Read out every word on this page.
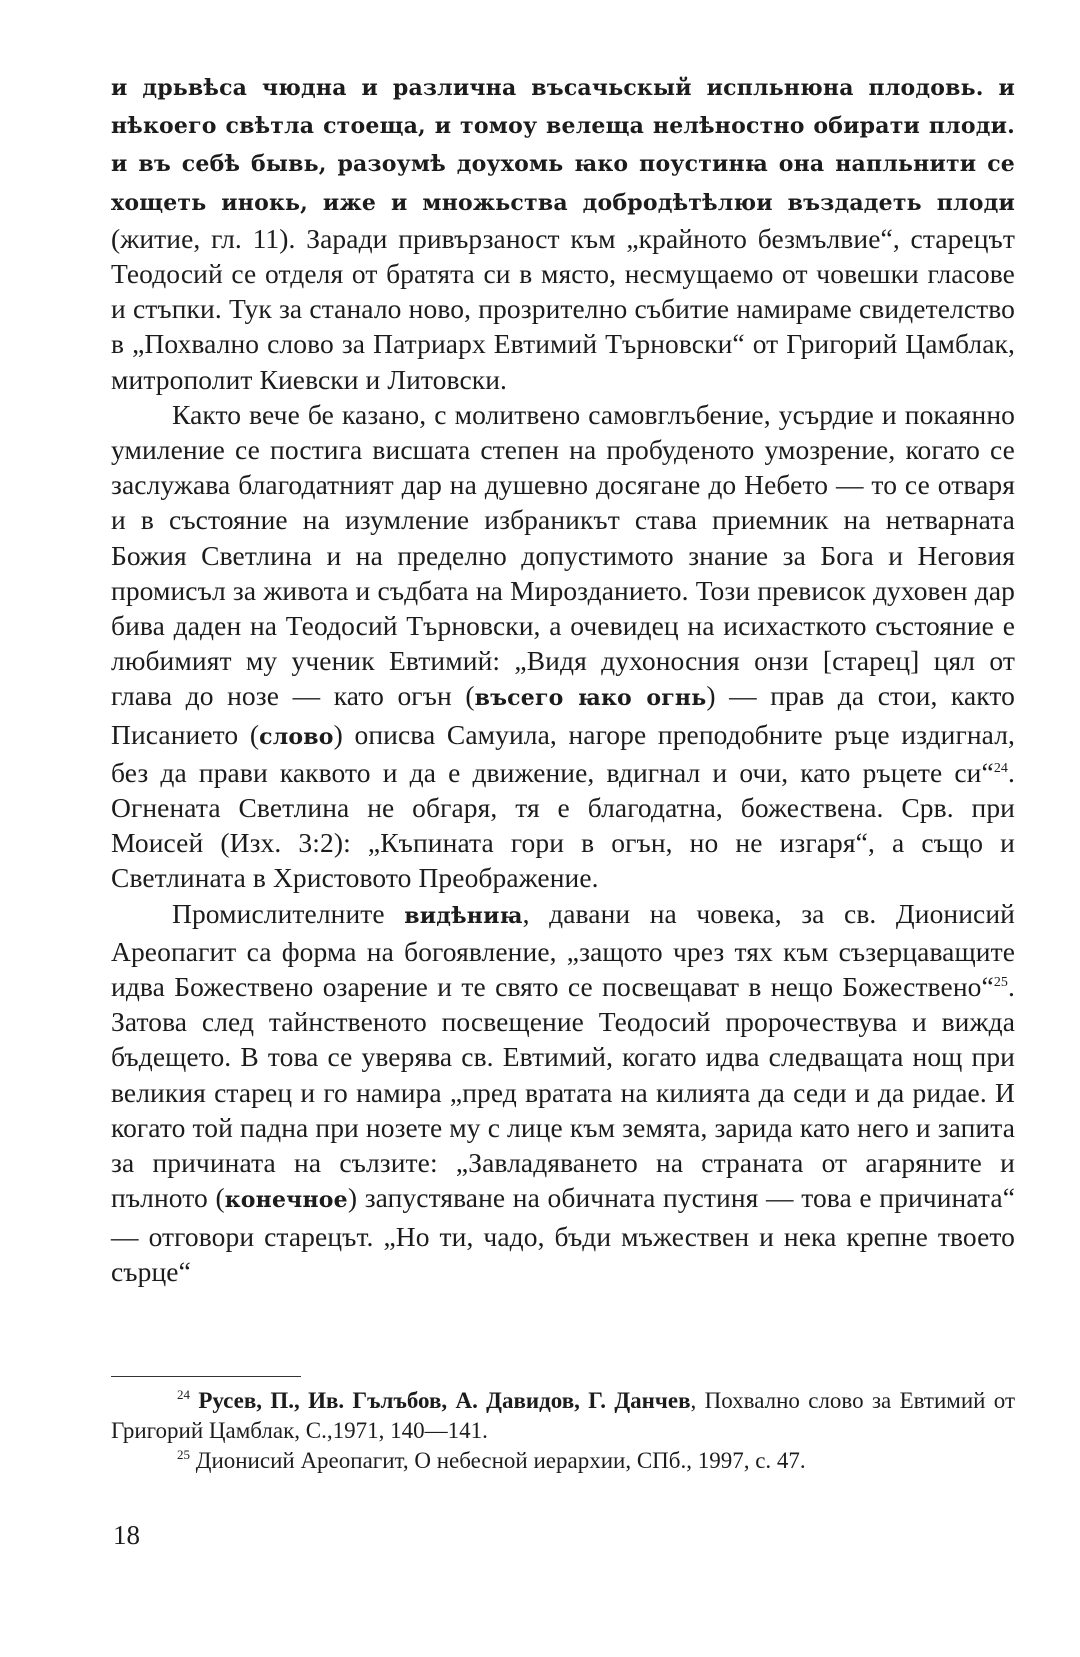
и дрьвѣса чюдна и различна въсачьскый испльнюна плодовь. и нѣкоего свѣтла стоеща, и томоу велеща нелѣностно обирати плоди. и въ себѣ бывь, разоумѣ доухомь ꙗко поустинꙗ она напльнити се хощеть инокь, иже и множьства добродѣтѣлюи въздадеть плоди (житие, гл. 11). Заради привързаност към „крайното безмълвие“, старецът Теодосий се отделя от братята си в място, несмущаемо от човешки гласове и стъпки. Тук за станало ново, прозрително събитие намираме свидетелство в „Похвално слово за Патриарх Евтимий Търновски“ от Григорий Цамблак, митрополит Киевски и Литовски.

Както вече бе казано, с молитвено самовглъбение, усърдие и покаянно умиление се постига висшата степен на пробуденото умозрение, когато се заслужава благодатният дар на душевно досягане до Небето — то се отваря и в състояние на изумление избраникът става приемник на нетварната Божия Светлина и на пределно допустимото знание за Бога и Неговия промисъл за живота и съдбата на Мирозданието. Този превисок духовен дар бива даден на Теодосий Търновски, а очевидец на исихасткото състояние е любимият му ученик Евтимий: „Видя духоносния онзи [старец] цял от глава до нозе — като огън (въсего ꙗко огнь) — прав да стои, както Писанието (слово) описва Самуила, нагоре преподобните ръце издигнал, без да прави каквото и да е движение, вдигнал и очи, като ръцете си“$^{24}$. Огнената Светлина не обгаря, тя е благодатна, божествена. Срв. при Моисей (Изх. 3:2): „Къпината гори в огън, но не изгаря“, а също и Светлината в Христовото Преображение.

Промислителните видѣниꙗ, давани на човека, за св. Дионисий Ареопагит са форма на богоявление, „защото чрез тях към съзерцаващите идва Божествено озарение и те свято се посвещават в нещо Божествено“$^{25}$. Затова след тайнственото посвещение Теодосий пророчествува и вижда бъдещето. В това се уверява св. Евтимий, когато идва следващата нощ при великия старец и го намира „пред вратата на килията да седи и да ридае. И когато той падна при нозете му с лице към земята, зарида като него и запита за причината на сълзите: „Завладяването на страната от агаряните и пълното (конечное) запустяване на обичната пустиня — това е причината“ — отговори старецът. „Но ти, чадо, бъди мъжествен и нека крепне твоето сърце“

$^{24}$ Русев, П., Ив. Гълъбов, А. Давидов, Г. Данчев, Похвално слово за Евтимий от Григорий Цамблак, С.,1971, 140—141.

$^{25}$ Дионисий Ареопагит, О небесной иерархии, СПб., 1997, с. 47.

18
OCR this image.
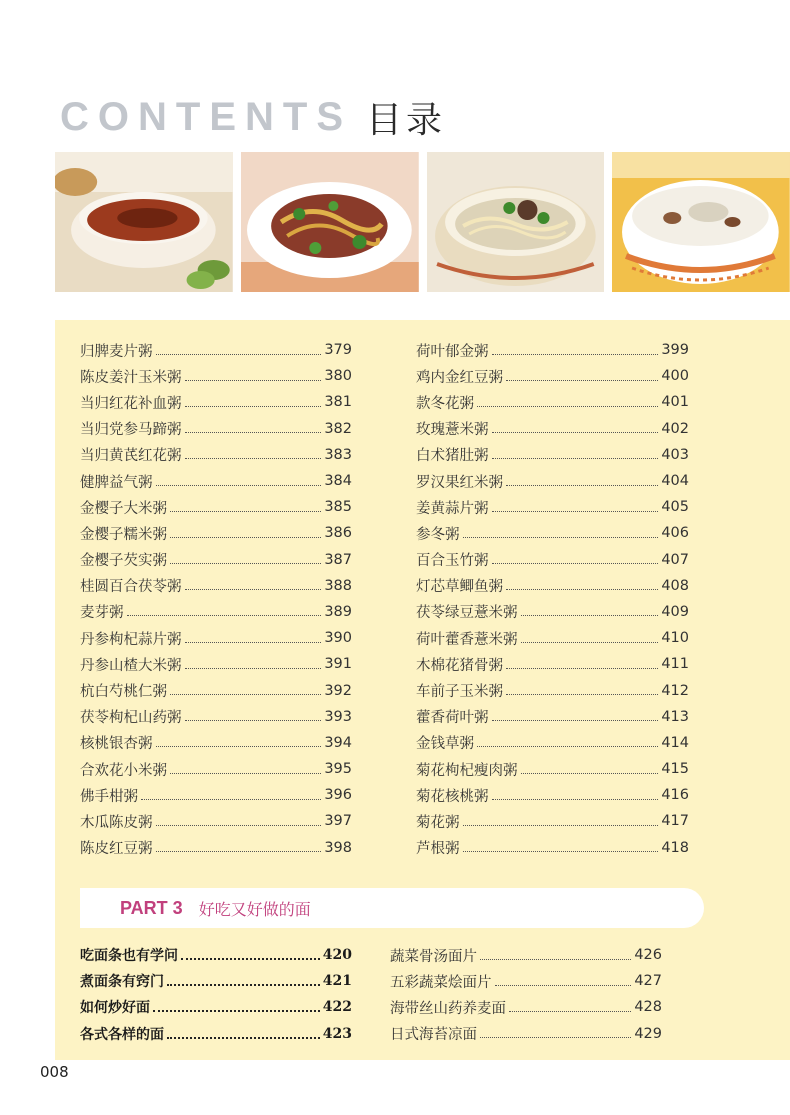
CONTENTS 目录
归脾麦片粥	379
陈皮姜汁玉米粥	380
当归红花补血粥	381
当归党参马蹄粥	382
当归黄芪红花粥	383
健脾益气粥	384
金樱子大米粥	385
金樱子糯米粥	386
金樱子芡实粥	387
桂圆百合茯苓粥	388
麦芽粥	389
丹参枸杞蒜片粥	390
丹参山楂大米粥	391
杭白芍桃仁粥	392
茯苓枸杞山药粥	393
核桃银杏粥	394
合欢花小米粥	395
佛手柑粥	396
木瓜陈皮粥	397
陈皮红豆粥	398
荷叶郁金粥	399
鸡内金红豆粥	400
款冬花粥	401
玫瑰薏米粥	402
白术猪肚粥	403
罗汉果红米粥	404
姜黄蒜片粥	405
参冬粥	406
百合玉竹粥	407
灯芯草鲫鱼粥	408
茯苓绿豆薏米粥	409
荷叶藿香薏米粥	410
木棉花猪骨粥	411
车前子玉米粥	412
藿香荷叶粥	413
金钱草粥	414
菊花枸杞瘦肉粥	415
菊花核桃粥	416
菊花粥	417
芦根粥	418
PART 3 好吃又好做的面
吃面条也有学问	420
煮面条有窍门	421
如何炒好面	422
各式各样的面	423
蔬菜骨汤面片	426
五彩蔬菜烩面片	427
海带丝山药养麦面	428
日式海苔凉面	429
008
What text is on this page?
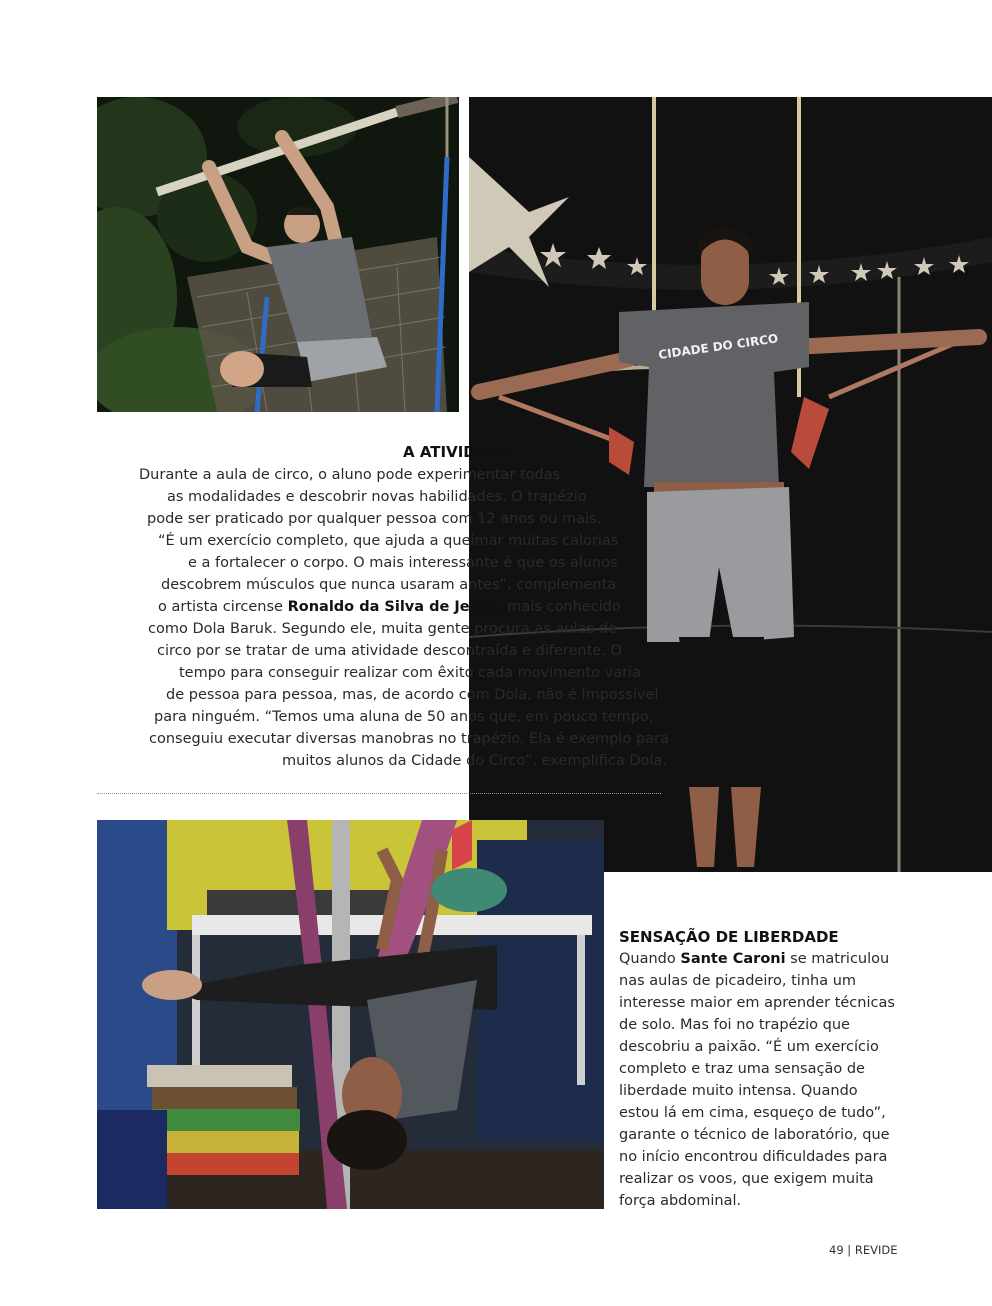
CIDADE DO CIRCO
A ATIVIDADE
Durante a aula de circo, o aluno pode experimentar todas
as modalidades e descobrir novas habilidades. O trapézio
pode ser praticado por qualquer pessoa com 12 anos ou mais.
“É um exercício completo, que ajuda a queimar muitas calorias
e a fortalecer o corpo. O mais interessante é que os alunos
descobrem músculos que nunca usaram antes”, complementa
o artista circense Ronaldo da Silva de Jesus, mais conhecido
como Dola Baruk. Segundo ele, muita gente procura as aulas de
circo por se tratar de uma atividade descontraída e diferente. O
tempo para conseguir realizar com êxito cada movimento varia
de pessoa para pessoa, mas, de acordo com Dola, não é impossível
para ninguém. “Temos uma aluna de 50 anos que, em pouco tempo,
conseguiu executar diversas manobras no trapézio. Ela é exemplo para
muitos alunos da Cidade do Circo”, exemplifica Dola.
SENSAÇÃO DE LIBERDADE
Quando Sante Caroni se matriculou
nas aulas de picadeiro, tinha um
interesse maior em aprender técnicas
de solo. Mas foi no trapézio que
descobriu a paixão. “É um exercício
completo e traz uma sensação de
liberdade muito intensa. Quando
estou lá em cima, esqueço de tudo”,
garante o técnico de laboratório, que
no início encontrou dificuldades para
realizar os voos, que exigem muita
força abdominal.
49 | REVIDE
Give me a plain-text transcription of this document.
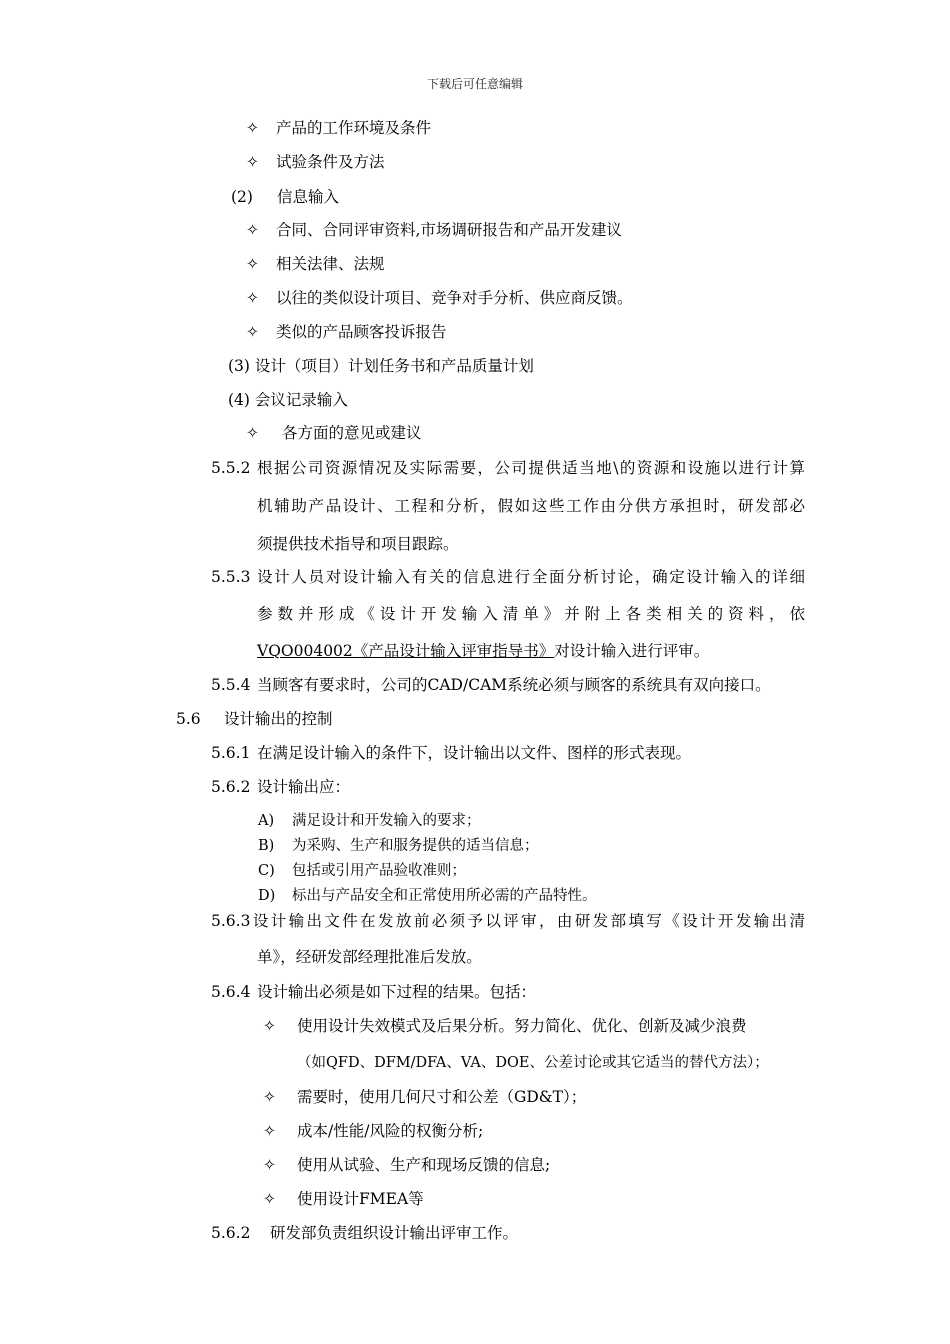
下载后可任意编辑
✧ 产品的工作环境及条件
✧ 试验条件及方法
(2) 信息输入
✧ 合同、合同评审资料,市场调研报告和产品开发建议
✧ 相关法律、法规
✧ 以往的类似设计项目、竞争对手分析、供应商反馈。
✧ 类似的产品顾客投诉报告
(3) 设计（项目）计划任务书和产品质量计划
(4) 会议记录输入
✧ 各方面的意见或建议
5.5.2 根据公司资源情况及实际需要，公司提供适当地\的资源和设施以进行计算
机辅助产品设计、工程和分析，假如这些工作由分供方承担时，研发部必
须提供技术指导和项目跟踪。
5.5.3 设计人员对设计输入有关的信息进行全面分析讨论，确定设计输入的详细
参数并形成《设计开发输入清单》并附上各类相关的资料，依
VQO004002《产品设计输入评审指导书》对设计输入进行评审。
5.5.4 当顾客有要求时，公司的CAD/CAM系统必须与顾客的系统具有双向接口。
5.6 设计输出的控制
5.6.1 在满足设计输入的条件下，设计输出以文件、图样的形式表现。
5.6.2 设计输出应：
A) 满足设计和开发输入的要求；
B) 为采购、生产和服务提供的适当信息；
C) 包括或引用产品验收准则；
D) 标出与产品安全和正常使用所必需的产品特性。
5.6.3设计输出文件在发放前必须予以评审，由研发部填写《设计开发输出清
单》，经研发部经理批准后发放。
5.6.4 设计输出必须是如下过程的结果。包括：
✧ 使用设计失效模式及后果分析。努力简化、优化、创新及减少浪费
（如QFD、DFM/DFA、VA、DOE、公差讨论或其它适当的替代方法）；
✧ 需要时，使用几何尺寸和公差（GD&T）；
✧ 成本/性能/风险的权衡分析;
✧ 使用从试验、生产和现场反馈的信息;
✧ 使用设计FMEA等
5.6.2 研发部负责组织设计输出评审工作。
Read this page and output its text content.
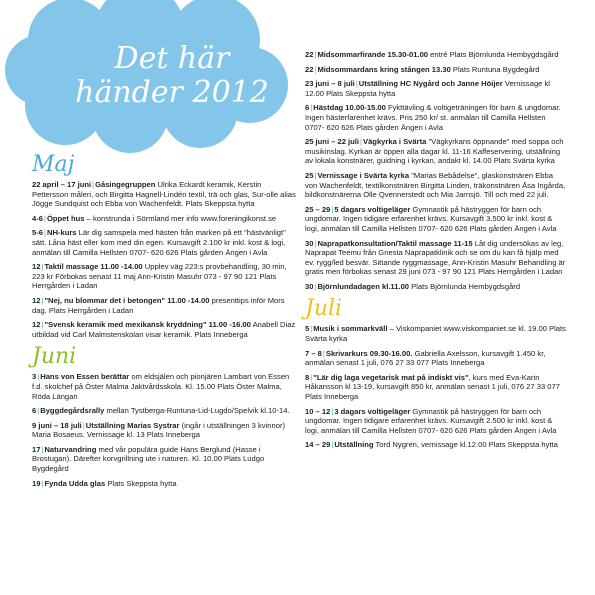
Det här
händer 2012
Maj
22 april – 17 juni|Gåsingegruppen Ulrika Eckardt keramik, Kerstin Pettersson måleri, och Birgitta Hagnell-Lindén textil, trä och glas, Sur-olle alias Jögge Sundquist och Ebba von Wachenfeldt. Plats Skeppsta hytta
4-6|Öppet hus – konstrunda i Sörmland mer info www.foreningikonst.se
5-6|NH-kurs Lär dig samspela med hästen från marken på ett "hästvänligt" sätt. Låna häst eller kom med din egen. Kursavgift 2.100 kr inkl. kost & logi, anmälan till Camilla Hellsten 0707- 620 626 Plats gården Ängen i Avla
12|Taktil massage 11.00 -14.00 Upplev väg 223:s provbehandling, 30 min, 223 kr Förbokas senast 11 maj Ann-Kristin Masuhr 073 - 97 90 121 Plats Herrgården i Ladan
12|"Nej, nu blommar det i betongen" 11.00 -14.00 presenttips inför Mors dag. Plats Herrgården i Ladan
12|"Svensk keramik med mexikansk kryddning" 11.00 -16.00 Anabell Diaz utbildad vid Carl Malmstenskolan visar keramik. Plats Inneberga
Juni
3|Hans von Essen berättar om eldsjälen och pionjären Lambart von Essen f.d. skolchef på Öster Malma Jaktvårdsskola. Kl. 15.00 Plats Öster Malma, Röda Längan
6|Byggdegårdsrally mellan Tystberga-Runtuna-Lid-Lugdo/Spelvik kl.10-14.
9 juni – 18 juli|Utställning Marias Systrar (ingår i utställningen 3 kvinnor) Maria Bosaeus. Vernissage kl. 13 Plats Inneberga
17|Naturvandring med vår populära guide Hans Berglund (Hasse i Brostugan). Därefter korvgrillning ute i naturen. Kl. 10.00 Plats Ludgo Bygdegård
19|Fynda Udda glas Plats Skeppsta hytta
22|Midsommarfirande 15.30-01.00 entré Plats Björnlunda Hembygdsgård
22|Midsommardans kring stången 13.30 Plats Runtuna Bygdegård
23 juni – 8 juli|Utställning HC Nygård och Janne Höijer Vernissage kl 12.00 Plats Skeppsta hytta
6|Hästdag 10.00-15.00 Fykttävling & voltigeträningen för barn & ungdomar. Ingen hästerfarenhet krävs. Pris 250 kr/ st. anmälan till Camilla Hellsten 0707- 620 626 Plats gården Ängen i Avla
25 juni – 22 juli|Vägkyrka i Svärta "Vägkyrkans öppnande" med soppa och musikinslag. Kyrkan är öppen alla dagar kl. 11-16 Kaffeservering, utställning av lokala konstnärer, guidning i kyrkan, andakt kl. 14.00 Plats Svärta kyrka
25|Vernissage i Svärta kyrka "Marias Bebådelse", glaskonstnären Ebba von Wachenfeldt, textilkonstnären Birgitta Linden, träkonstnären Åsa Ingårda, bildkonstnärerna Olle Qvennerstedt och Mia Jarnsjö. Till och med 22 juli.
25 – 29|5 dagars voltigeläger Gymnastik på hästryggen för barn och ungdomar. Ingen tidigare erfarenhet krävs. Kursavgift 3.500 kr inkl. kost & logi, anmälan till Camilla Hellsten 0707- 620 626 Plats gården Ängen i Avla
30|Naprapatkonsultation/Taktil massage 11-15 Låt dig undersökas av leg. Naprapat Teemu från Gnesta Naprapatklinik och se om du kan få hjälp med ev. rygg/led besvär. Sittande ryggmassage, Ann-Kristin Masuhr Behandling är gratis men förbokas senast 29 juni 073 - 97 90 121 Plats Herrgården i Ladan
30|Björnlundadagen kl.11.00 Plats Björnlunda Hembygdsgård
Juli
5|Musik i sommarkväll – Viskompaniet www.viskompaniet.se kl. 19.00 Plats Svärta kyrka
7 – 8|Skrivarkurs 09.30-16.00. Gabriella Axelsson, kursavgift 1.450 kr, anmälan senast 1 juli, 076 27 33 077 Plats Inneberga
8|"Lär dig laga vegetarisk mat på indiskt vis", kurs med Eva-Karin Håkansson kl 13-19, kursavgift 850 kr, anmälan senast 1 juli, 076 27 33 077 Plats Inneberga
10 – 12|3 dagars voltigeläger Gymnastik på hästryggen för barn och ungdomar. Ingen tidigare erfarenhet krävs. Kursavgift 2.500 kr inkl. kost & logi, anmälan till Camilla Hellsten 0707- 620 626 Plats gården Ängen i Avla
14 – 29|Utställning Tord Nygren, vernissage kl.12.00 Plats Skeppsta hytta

*Given task*: Take each line of the material that contains the word "Григорий" and list it.

*Complete output*:
и дрьвѣса чюдна и различна въсачьскый испльнюна плодовь. и нѣкоего свѣтла стоеща, и томоу велеща нелѣностно обирати плоди. и въ себѣ бывь, разоумѣ доухомь ꙗко поустинꙗ она напльнити се хощеть инокь, иже и множьства добродѣтѣлюи въздадеть плоди (житие, гл. 11). Заради привързаност към „крайното безмълвие“, старецът Теодосий се отделя от братята си в място, несмущаемо от човешки гласове и стъпки. Тук за станало ново, прозрително събитие намираме свидетелство в „Похвално слово за Патриарх Евтимий Търновски“ от Григорий Цамблак, митрополит Киевски и Литовски.
$^{24}$ Русев, П., Ив. Гълъбов, А. Давидов, Г. Данчев, Похвално слово за Евтимий от Григорий Цамблак, С.,1971, 140—141.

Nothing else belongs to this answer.